● **What you will do**
Copy the data from the line with "Detect and localize" to the line with "breadcrumb-bar: Unreal >", swapping each "MapsToCook" for "MapsToPackage" and changing nothing else. Omit the pictures.

● **Dataset extract**
▶
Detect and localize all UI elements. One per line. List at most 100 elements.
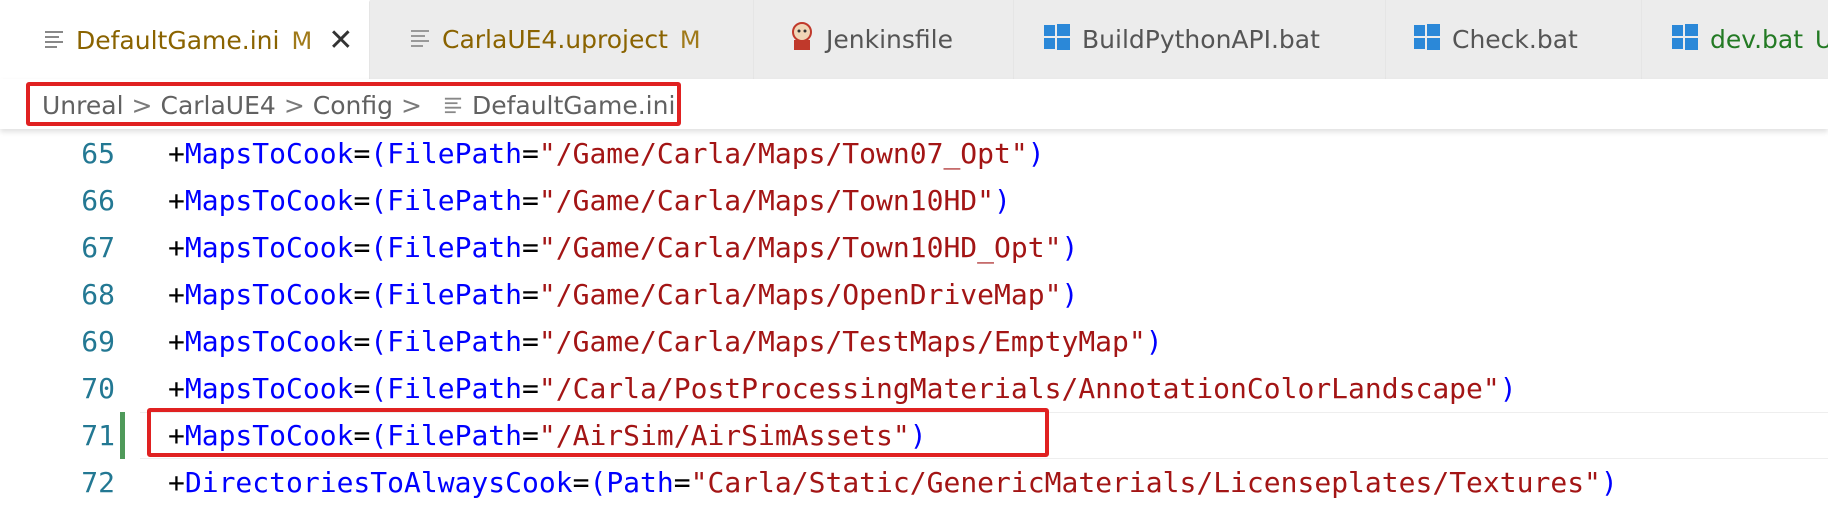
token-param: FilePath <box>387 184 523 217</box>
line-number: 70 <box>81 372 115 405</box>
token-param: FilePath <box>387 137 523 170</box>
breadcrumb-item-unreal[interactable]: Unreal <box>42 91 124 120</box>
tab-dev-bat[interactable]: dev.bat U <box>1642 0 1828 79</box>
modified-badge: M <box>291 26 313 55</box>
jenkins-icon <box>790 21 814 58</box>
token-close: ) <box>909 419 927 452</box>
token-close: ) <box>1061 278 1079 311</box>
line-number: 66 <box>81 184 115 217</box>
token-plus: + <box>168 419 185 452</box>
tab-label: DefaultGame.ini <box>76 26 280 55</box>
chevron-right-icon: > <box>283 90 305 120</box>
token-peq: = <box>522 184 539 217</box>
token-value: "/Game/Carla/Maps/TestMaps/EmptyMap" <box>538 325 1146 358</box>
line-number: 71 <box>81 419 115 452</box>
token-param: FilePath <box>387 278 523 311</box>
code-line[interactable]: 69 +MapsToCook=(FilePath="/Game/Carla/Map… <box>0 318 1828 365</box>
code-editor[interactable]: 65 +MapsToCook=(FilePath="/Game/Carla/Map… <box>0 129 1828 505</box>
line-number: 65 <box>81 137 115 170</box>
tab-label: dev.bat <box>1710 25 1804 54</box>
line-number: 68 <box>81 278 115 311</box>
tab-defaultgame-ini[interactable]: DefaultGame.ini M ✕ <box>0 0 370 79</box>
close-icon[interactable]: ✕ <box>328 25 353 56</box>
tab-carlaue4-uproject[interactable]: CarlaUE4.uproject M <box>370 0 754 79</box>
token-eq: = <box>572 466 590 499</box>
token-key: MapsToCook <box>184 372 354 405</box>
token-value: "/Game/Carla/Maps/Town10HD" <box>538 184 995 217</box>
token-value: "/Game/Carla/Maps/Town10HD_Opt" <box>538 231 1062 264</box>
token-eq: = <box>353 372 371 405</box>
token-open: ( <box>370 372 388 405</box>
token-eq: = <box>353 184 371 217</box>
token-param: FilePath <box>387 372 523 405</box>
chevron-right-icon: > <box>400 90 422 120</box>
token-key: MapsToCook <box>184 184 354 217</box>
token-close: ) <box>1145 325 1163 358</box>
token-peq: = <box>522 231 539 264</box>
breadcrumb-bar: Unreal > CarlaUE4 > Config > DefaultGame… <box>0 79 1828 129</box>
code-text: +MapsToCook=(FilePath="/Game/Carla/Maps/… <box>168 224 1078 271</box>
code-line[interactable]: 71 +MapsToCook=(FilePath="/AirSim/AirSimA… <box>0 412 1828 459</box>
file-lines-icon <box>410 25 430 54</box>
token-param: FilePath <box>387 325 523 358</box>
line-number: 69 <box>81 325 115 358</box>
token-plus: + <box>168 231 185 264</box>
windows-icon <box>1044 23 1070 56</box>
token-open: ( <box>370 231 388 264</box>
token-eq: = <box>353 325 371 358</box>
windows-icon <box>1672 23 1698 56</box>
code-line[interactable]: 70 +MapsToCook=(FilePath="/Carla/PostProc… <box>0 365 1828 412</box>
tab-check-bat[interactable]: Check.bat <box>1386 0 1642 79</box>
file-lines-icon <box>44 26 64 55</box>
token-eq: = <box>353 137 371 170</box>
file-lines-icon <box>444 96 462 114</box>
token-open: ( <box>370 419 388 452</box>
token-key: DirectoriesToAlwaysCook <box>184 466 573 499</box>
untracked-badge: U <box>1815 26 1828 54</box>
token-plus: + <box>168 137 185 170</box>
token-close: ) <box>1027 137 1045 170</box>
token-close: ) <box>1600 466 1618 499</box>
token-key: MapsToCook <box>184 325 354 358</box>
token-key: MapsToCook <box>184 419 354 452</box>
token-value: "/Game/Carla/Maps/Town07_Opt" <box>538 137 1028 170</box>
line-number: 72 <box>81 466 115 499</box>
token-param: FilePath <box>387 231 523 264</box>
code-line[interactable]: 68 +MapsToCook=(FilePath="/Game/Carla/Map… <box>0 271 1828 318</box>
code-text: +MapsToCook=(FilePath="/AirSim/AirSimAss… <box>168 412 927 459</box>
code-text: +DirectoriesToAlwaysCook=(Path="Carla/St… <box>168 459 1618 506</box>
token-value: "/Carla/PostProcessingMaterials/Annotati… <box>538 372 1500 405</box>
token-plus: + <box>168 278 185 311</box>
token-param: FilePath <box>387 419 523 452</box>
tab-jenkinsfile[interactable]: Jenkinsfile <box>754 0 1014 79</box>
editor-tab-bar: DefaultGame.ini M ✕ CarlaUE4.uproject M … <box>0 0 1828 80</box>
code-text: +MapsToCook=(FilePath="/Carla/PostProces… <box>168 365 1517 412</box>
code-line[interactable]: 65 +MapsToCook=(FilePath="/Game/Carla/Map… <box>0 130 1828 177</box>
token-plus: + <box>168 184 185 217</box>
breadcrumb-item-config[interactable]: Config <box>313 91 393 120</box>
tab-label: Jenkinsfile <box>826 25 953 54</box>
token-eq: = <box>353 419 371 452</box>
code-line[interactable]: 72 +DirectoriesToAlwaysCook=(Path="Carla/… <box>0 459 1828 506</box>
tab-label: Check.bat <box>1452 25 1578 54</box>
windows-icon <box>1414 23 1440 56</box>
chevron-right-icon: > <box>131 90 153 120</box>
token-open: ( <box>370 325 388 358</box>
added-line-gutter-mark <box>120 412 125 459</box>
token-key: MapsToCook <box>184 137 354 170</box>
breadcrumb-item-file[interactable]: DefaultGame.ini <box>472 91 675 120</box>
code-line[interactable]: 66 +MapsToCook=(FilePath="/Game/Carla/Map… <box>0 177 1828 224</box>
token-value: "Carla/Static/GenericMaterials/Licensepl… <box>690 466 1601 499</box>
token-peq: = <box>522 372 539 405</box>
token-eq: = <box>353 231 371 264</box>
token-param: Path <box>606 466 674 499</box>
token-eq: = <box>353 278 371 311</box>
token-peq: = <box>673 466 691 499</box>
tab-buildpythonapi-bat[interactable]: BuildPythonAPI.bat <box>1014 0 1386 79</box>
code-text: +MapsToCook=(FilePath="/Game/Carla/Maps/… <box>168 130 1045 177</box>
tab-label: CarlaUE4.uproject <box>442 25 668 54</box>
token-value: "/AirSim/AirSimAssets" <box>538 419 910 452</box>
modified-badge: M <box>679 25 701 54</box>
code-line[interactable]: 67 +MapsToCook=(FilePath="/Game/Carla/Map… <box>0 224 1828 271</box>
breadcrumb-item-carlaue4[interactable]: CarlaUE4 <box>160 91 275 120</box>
◀
▶
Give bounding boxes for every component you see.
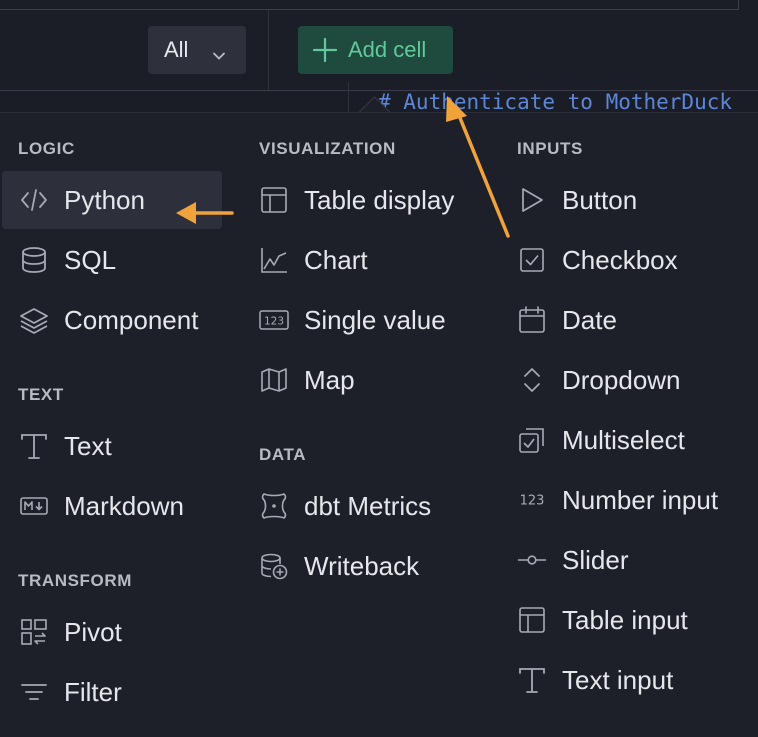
◀
● **Complete answer**
Detect and localize all UI elements. One per line. List at most 100 elements.
token-param: FilePath <box>387 184 523 217</box>
line-number: 70 <box>81 372 115 405</box>
token-param: FilePath <box>387 137 523 170</box>
breadcrumb-item-unreal[interactable]: Unreal <box>42 91 124 120</box>
tab-dev-bat[interactable]: dev.bat U <box>1642 0 1828 79</box>
modified-badge: M <box>291 26 313 55</box>
jenkins-icon <box>790 21 814 58</box>
token-close: ) <box>909 419 927 452</box>
token-close: ) <box>1061 278 1079 311</box>
line-number: 66 <box>81 184 115 217</box>
token-plus: + <box>168 419 185 452</box>
tab-label: DefaultGame.ini <box>76 26 280 55</box>
chevron-right-icon: > <box>283 90 305 120</box>
token-peq: = <box>522 184 539 217</box>
token-value: "/Game/Carla/Maps/TestMaps/EmptyMap" <box>538 325 1146 358</box>
line-number: 71 <box>81 419 115 452</box>
token-param: FilePath <box>387 278 523 311</box>
code-line[interactable]: 69 +MapsToPackage=(FilePath="/Game/Carla/Map… <box>0 318 1828 365</box>
code-editor[interactable]: 65 +MapsToPackage=(FilePath="/Game/Carla/Map… <box>0 129 1828 505</box>
line-number: 65 <box>81 137 115 170</box>
tab-label: dev.bat <box>1710 25 1804 54</box>
line-number: 68 <box>81 278 115 311</box>
tab-defaultgame-ini[interactable]: DefaultGame.ini M ✕ <box>0 0 370 79</box>
close-icon[interactable]: ✕ <box>328 25 353 56</box>
tab-carlaue4-uproject[interactable]: CarlaUE4.uproject M <box>370 0 754 79</box>
token-eq: = <box>572 466 590 499</box>
token-key: MapsToPackage <box>184 372 354 405</box>
token-value: "/Game/Carla/Maps/Town10HD" <box>538 184 995 217</box>
token-value: "/Game/Carla/Maps/Town10HD_Opt" <box>538 231 1062 264</box>
token-eq: = <box>353 372 371 405</box>
token-open: ( <box>370 372 388 405</box>
token-eq: = <box>353 184 371 217</box>
token-param: FilePath <box>387 372 523 405</box>
chevron-right-icon: > <box>400 90 422 120</box>
token-key: MapsToPackage <box>184 184 354 217</box>
token-close: ) <box>1145 325 1163 358</box>
token-peq: = <box>522 231 539 264</box>
breadcrumb-bar: Unreal > CarlaUE4 > Config > DefaultGame… <box>0 79 1828 129</box>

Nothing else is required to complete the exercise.